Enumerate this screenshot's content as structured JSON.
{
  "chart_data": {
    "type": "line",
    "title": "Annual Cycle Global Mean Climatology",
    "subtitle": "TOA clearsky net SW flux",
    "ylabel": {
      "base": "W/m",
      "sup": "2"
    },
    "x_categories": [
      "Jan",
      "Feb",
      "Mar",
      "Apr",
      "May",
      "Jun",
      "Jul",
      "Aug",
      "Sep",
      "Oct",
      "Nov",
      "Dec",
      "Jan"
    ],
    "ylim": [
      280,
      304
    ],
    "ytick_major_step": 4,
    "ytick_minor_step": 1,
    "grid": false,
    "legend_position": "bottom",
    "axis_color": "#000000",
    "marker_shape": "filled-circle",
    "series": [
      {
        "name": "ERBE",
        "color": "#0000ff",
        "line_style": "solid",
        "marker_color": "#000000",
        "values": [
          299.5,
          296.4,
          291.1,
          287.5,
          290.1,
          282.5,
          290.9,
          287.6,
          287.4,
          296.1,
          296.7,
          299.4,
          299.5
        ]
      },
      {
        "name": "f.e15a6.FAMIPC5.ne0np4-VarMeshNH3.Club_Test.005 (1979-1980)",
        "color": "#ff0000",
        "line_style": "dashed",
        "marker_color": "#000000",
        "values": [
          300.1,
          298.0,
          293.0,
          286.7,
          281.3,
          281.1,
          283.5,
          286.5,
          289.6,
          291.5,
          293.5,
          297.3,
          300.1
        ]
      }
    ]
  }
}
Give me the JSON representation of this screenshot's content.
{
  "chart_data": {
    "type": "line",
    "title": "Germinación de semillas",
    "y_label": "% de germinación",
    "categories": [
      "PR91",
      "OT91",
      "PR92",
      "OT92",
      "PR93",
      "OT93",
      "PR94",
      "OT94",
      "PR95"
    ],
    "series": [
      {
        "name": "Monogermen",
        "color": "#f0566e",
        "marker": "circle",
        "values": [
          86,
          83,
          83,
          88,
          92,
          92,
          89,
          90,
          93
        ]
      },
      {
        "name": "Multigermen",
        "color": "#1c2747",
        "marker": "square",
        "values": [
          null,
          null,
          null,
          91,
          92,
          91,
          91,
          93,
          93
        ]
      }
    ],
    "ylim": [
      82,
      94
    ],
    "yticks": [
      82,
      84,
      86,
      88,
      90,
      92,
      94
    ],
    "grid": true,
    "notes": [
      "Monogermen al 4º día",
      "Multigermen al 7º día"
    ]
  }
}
^^^^^^^^^^^^^^^^
» What is required: Transcribe all of the entries without altering anything.

» Task solution:
Enumerate this screenshot's content as structured JSON.
{
  "chart_data": {
    "type": "line",
    "title": "Annual Cycle Global Mean Climatology",
    "subtitle": "TOA clearsky net SW flux",
    "ylabel": {
      "base": "W/m",
      "sup": "2"
    },
    "x_categories": [
      "Jan",
      "Feb",
      "Mar",
      "Apr",
      "May",
      "Jun",
      "Jul",
      "Aug",
      "Sep",
      "Oct",
      "Nov",
      "Dec",
      "Jan"
    ],
    "ylim": [
      280,
      304
    ],
    "ytick_major_step": 4,
    "ytick_minor_step": 1,
    "grid": false,
    "legend_position": "bottom",
    "axis_color": "#000000",
    "marker_shape": "filled-circle",
    "series": [
      {
        "name": "ERBE",
        "color": "#0000ff",
        "line_style": "solid",
        "marker_color": "#000000",
        "values": [
          299.5,
          296.4,
          291.1,
          287.5,
          290.1,
          282.5,
          290.9,
          287.6,
          287.4,
          296.1,
          296.7,
          299.4,
          299.5
        ]
      },
      {
        "name": "f.e15a6.FAMIPC5.ne0np4-VarMeshNH3.Club_Test.005 (1979-1980)",
        "color": "#ff0000",
        "line_style": "dashed",
        "marker_color": "#000000",
        "values": [
          300.1,
          298.0,
          293.0,
          286.7,
          281.3,
          281.1,
          283.5,
          286.5,
          289.6,
          291.5,
          293.5,
          297.3,
          300.1
        ]
      }
    ]
  }
}
Give me the JSON representation of this screenshot's content.
{
  "chart_data": {
    "type": "line",
    "title": "Germinación de semillas",
    "y_label": "% de germinación",
    "categories": [
      "PR91",
      "OT91",
      "PR92",
      "OT92",
      "PR93",
      "OT93",
      "PR94",
      "OT94",
      "PR95"
    ],
    "series": [
      {
        "name": "Monogermen",
        "color": "#f0566e",
        "marker": "circle",
        "values": [
          86,
          83,
          83,
          88,
          92,
          92,
          89,
          90,
          93
        ]
      },
      {
        "name": "Multigermen",
        "color": "#1c2747",
        "marker": "square",
        "values": [
          null,
          null,
          null,
          91,
          92,
          91,
          91,
          93,
          93
        ]
      }
    ],
    "ylim": [
      82,
      94
    ],
    "yticks": [
      82,
      84,
      86,
      88,
      90,
      92,
      94
    ],
    "grid": true,
    "notes": [
      "Monogermen al 4º día",
      "Multigermen al 7º día"
    ]
  }
}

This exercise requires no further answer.